| WHAT NEEDS TO BE DONE |
Every line below that has the string "wurden" needs to be copied.

| DATA TO PROCESS |
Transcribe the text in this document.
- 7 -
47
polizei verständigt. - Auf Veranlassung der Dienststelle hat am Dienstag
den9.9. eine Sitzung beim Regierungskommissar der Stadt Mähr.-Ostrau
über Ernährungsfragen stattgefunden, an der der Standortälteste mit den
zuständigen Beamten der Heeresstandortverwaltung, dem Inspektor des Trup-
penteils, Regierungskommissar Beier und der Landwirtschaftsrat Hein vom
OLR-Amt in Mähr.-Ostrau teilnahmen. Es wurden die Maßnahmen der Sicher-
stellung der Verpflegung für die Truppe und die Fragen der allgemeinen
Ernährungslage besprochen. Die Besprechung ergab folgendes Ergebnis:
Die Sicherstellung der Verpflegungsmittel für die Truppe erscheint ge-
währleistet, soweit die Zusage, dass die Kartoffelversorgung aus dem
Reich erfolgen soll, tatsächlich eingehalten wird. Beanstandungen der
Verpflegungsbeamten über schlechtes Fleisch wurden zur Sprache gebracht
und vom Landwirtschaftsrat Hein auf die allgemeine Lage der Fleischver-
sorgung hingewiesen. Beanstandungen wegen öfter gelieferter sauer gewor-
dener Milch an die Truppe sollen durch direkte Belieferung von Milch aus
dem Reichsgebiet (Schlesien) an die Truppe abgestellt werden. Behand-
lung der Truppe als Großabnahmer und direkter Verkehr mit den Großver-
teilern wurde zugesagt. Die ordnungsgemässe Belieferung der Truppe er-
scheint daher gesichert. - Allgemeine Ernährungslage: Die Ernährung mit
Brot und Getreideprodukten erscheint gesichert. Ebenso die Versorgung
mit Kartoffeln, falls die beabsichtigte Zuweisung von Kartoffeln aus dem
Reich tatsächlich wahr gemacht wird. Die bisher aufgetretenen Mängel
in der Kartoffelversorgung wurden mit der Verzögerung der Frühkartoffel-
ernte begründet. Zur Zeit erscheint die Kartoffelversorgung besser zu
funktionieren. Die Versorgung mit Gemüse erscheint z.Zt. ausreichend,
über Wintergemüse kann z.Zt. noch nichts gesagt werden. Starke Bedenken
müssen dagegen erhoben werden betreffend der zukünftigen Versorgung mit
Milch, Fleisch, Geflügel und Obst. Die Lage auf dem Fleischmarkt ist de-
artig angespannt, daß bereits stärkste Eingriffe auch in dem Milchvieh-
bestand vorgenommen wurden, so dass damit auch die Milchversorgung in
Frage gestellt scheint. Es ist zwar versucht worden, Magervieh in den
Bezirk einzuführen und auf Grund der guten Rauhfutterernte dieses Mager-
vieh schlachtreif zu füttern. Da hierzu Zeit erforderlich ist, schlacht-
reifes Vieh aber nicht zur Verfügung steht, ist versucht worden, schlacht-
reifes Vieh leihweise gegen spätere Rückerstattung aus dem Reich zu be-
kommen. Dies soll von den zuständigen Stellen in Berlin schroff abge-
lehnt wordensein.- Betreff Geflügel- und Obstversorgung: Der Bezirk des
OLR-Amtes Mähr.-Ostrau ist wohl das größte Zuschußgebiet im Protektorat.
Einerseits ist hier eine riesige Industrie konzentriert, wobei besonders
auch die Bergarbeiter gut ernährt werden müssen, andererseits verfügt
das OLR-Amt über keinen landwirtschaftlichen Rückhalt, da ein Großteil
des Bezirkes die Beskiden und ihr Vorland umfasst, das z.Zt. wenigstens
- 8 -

| EXPECTED ANSWER |
OLR-Amt in Mähr.-Ostrau teilnahmen. Es wurden die Maßnahmen der Sicher-
Verpflegungsbeamten über schlechtes Fleisch wurden zur Sprache gebracht
in der Kartoffelversorgung wurden mit der Verzögerung der Frühkartoffel-
bestand vorgenommen wurden, so dass damit auch die Milchversorgung in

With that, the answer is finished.